-------- Dataset rows --------

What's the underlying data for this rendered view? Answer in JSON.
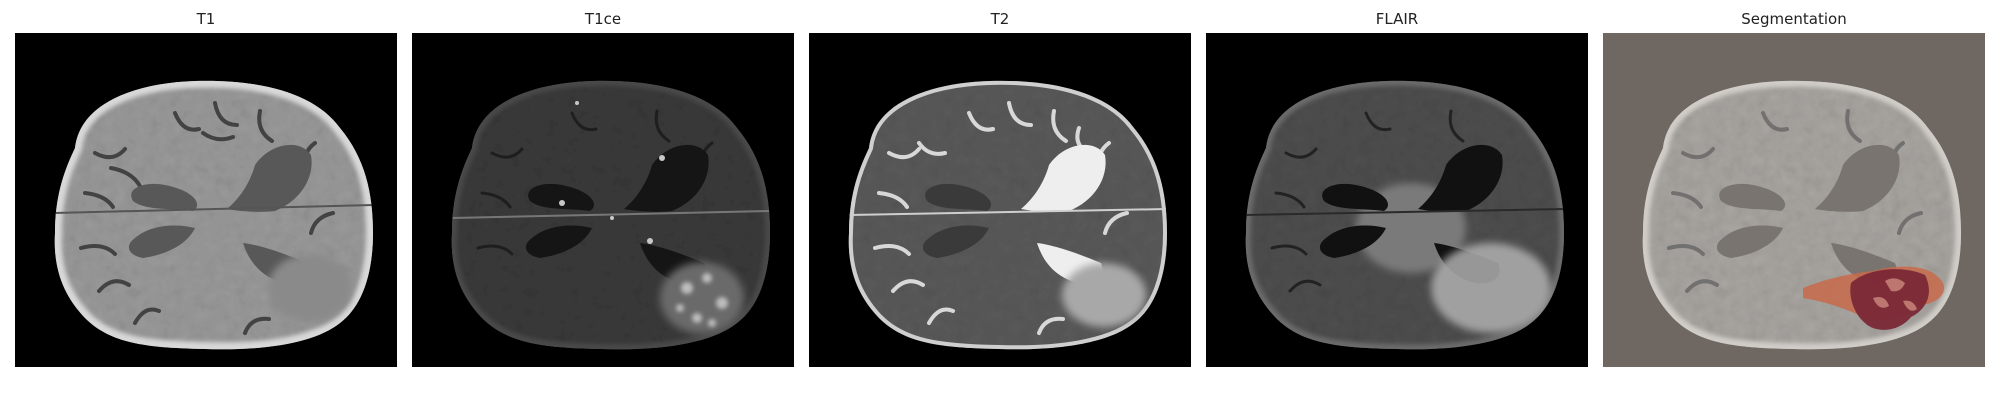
{
  "figure": {
    "panels": [
      {
        "id": "t1",
        "title": "T1"
      },
      {
        "id": "t1ce",
        "title": "T1ce"
      },
      {
        "id": "t2",
        "title": "T2"
      },
      {
        "id": "flair",
        "title": "FLAIR"
      },
      {
        "id": "seg",
        "title": "Segmentation"
      }
    ]
  }
}
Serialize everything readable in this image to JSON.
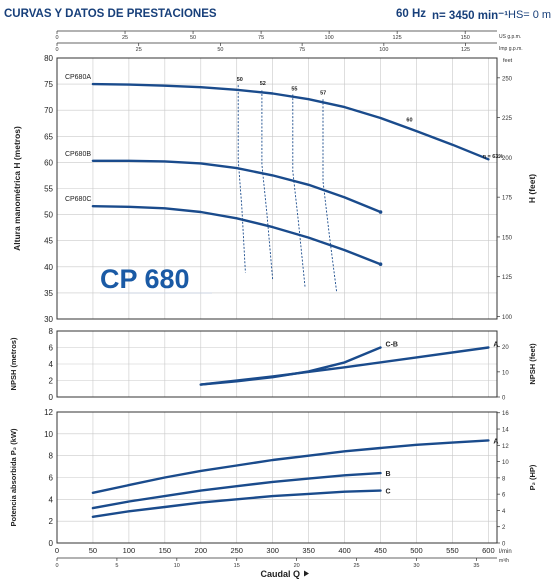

--------

Without including the pictures, return each record above exactly as it stands.

What's the underlying data for this rendered view? Answer in JSON.
{
  "figure": {
    "panels": [
      {
        "id": "t1",
        "title": "T1"
      },
      {
        "id": "t1ce",
        "title": "T1ce"
      },
      {
        "id": "t2",
        "title": "T2"
      },
      {
        "id": "flair",
        "title": "FLAIR"
      },
      {
        "id": "seg",
        "title": "Segmentation"
      }
    ]
  }
}
Serialize everything readable in this image to JSON.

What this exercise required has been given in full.